start Data lines
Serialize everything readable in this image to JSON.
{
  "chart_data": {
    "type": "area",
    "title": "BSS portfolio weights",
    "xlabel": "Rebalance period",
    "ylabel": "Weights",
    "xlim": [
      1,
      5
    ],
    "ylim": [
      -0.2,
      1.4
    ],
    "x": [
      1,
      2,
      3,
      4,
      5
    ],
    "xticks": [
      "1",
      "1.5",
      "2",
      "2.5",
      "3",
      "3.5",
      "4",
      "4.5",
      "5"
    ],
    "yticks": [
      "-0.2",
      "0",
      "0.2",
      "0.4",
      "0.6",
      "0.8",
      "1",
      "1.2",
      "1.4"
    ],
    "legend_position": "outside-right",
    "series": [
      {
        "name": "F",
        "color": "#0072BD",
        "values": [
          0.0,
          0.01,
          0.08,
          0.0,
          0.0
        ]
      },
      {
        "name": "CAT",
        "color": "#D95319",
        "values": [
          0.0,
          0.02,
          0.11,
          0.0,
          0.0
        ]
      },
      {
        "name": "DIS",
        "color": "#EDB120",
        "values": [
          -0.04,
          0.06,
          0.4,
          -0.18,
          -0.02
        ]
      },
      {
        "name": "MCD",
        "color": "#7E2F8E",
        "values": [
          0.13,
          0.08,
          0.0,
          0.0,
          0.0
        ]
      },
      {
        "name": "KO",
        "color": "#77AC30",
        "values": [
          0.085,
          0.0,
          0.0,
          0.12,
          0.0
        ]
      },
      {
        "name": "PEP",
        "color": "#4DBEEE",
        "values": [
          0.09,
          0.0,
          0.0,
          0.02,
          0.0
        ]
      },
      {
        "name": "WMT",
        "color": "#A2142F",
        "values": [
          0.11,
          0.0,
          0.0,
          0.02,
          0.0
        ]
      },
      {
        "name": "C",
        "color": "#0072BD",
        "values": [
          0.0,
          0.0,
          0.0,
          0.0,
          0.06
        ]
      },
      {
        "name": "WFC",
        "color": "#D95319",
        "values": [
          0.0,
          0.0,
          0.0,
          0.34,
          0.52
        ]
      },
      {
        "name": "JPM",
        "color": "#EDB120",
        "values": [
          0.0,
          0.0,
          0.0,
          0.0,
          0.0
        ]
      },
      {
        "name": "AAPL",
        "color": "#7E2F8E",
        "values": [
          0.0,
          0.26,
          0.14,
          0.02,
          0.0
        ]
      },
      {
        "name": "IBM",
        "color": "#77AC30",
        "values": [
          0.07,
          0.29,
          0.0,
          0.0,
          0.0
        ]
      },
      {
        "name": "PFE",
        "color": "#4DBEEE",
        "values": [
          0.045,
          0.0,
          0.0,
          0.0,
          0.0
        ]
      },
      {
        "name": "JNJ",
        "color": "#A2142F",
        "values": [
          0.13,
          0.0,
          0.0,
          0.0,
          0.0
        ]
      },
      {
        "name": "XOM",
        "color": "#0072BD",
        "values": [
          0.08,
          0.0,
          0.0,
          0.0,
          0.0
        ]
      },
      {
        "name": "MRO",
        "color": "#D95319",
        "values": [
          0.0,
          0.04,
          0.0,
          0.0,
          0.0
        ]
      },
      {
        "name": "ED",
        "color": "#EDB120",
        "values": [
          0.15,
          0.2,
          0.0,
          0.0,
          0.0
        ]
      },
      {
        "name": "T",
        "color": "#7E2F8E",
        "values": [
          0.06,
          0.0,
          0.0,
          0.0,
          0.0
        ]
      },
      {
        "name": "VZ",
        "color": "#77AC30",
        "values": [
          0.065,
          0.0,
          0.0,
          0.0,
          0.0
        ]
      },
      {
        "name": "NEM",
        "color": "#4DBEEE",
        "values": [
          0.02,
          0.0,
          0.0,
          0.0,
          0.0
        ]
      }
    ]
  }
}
end Data lines
Problem to work on
Your task is to quote all of the data word for word.

Output of the exercise
Serialize everything readable in this image to JSON.
{
  "chart_data": {
    "type": "area",
    "title": "BSS portfolio weights",
    "xlabel": "Rebalance period",
    "ylabel": "Weights",
    "xlim": [
      1,
      5
    ],
    "ylim": [
      -0.2,
      1.4
    ],
    "x": [
      1,
      2,
      3,
      4,
      5
    ],
    "xticks": [
      "1",
      "1.5",
      "2",
      "2.5",
      "3",
      "3.5",
      "4",
      "4.5",
      "5"
    ],
    "yticks": [
      "-0.2",
      "0",
      "0.2",
      "0.4",
      "0.6",
      "0.8",
      "1",
      "1.2",
      "1.4"
    ],
    "legend_position": "outside-right",
    "series": [
      {
        "name": "F",
        "color": "#0072BD",
        "values": [
          0.0,
          0.01,
          0.08,
          0.0,
          0.0
        ]
      },
      {
        "name": "CAT",
        "color": "#D95319",
        "values": [
          0.0,
          0.02,
          0.11,
          0.0,
          0.0
        ]
      },
      {
        "name": "DIS",
        "color": "#EDB120",
        "values": [
          -0.04,
          0.06,
          0.4,
          -0.18,
          -0.02
        ]
      },
      {
        "name": "MCD",
        "color": "#7E2F8E",
        "values": [
          0.13,
          0.08,
          0.0,
          0.0,
          0.0
        ]
      },
      {
        "name": "KO",
        "color": "#77AC30",
        "values": [
          0.085,
          0.0,
          0.0,
          0.12,
          0.0
        ]
      },
      {
        "name": "PEP",
        "color": "#4DBEEE",
        "values": [
          0.09,
          0.0,
          0.0,
          0.02,
          0.0
        ]
      },
      {
        "name": "WMT",
        "color": "#A2142F",
        "values": [
          0.11,
          0.0,
          0.0,
          0.02,
          0.0
        ]
      },
      {
        "name": "C",
        "color": "#0072BD",
        "values": [
          0.0,
          0.0,
          0.0,
          0.0,
          0.06
        ]
      },
      {
        "name": "WFC",
        "color": "#D95319",
        "values": [
          0.0,
          0.0,
          0.0,
          0.34,
          0.52
        ]
      },
      {
        "name": "JPM",
        "color": "#EDB120",
        "values": [
          0.0,
          0.0,
          0.0,
          0.0,
          0.0
        ]
      },
      {
        "name": "AAPL",
        "color": "#7E2F8E",
        "values": [
          0.0,
          0.26,
          0.14,
          0.02,
          0.0
        ]
      },
      {
        "name": "IBM",
        "color": "#77AC30",
        "values": [
          0.07,
          0.29,
          0.0,
          0.0,
          0.0
        ]
      },
      {
        "name": "PFE",
        "color": "#4DBEEE",
        "values": [
          0.045,
          0.0,
          0.0,
          0.0,
          0.0
        ]
      },
      {
        "name": "JNJ",
        "color": "#A2142F",
        "values": [
          0.13,
          0.0,
          0.0,
          0.0,
          0.0
        ]
      },
      {
        "name": "XOM",
        "color": "#0072BD",
        "values": [
          0.08,
          0.0,
          0.0,
          0.0,
          0.0
        ]
      },
      {
        "name": "MRO",
        "color": "#D95319",
        "values": [
          0.0,
          0.04,
          0.0,
          0.0,
          0.0
        ]
      },
      {
        "name": "ED",
        "color": "#EDB120",
        "values": [
          0.15,
          0.2,
          0.0,
          0.0,
          0.0
        ]
      },
      {
        "name": "T",
        "color": "#7E2F8E",
        "values": [
          0.06,
          0.0,
          0.0,
          0.0,
          0.0
        ]
      },
      {
        "name": "VZ",
        "color": "#77AC30",
        "values": [
          0.065,
          0.0,
          0.0,
          0.0,
          0.0
        ]
      },
      {
        "name": "NEM",
        "color": "#4DBEEE",
        "values": [
          0.02,
          0.0,
          0.0,
          0.0,
          0.0
        ]
      }
    ]
  }
}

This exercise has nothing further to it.